→ TASK STATEMENT:
The records below must be output exactly, without pictures.

→ EXERCISE MATERIAL:
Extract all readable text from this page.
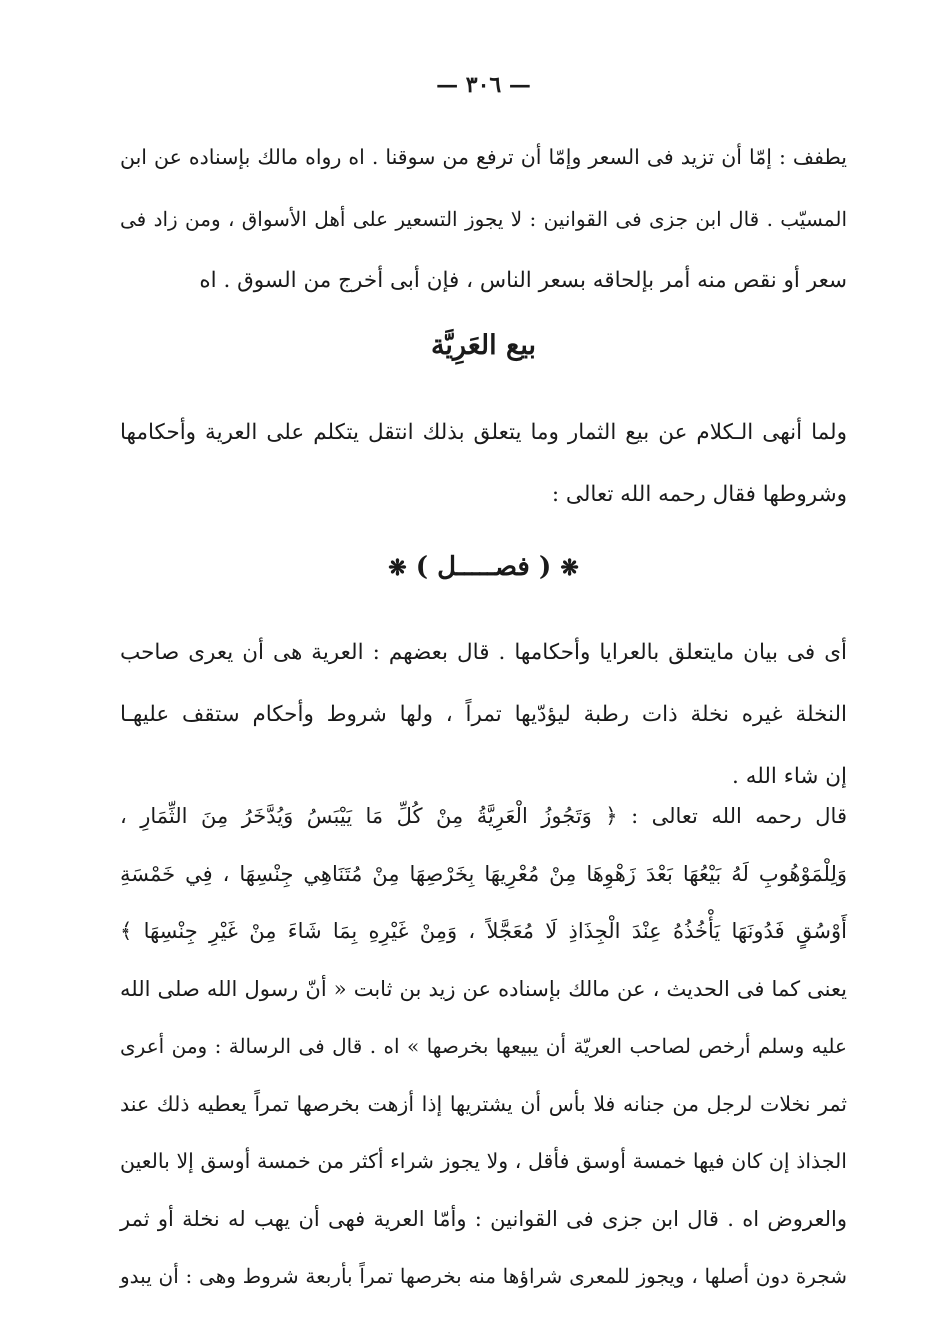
— ٣٠٦ —

يطفف : إمّا أن تزيد فى السعر وإمّا أن ترفع من سوقنا . اه رواه مالك بإسناده عن ابن
المسيّب . قال ابن جزى فى القوانين : لا يجوز التسعير على أهل الأسواق ، ومن زاد فى
سعر أو نقص منه أمر بإلحاقه بسعر الناس ، فإن أبى أخرج من السوق . اه

بيع العَرِيَّة

ولما أنهى الـكلام عن بيع الثمار وما يتعلق بذلك انتقل يتكلم على العرية وأحكامها
وشروطها فقال رحمه الله تعالى :

❋ ( فصـــــل ) ❋

أى فى بيان مايتعلق بالعرايا وأحكامها . قال بعضهم : العرية هى أن يعرى صاحب
النخلة غيره نخلة ذات رطبة ليؤدّيها تمراً ، ولها شروط وأحكام ستقف عليهـا
إن شاء الله .

قال رحمه الله تعالى : ﴿ وَتَجُوزُ الْعَرِيَّةُ مِنْ كُلِّ مَا يَيْبَسُ وَيُدَّخَرُ مِنَ الثِّمَارِ ،
وَلِلْمَوْهُوبِ لَهُ بَيْعُهَا بَعْدَ زَهْوِهَا مِنْ مُعْرِيهَا بِخَرْصِهَا مِنْ مُتَنَاهِي جِنْسِهَا ، فِي خَمْسَةِ
أَوْسُقٍ فَدُونَهَا يَأْخُذُهُ عِنْدَ الْجِذَاذِ لَا مُعَجَّلاً ، وَمِنْ غَيْرِهِ بِمَا شَاءَ مِنْ غَيْرِ جِنْسِهَا ﴾
يعنى كما فى الحديث ، عن مالك بإسناده عن زيد بن ثابت « أنّ رسول الله صلى الله
عليه وسلم أرخص لصاحب العريّة أن يبيعها بخرصها » اه . قال فى الرسالة : ومن أعرى
ثمر نخلات لرجل من جنانه فلا بأس أن يشتريها إذا أزهت بخرصها تمراً يعطيه ذلك عند
الجذاذ إن كان فيها خمسة أوسق فأقل ، ولا يجوز شراء أكثر من خمسة أوسق إلا بالعين
والعروض اه . قال ابن جزى فى القوانين : وأمّا العرية فهى أن يهب له نخلة أو ثمر
شجرة دون أصلها ، ويجوز للمعرى شراؤها منه بخرصها تمراً بأربعة شروط وهى : أن يبدو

→ RESULT OF THIS TASK:
Extract all readable text from this page.
— ٣٠٦ —

يطفف : إمّا أن تزيد فى السعر وإمّا أن ترفع من سوقنا . اه رواه مالك بإسناده عن ابن
المسيّب . قال ابن جزى فى القوانين : لا يجوز التسعير على أهل الأسواق ، ومن زاد فى
سعر أو نقص منه أمر بإلحاقه بسعر الناس ، فإن أبى أخرج من السوق . اه

بيع العَرِيَّة

ولما أنهى الـكلام عن بيع الثمار وما يتعلق بذلك انتقل يتكلم على العرية وأحكامها
وشروطها فقال رحمه الله تعالى :

❋ ( فصـــــل ) ❋

أى فى بيان مايتعلق بالعرايا وأحكامها . قال بعضهم : العرية هى أن يعرى صاحب
النخلة غيره نخلة ذات رطبة ليؤدّيها تمراً ، ولها شروط وأحكام ستقف عليهـا
إن شاء الله .

قال رحمه الله تعالى : ﴿ وَتَجُوزُ الْعَرِيَّةُ مِنْ كُلِّ مَا يَيْبَسُ وَيُدَّخَرُ مِنَ الثِّمَارِ ،
وَلِلْمَوْهُوبِ لَهُ بَيْعُهَا بَعْدَ زَهْوِهَا مِنْ مُعْرِيهَا بِخَرْصِهَا مِنْ مُتَنَاهِي جِنْسِهَا ، فِي خَمْسَةِ
أَوْسُقٍ فَدُونَهَا يَأْخُذُهُ عِنْدَ الْجِذَاذِ لَا مُعَجَّلاً ، وَمِنْ غَيْرِهِ بِمَا شَاءَ مِنْ غَيْرِ جِنْسِهَا ﴾
يعنى كما فى الحديث ، عن مالك بإسناده عن زيد بن ثابت « أنّ رسول الله صلى الله
عليه وسلم أرخص لصاحب العريّة أن يبيعها بخرصها » اه . قال فى الرسالة : ومن أعرى
ثمر نخلات لرجل من جنانه فلا بأس أن يشتريها إذا أزهت بخرصها تمراً يعطيه ذلك عند
الجذاذ إن كان فيها خمسة أوسق فأقل ، ولا يجوز شراء أكثر من خمسة أوسق إلا بالعين
والعروض اه . قال ابن جزى فى القوانين : وأمّا العرية فهى أن يهب له نخلة أو ثمر
شجرة دون أصلها ، ويجوز للمعرى شراؤها منه بخرصها تمراً بأربعة شروط وهى : أن يبدو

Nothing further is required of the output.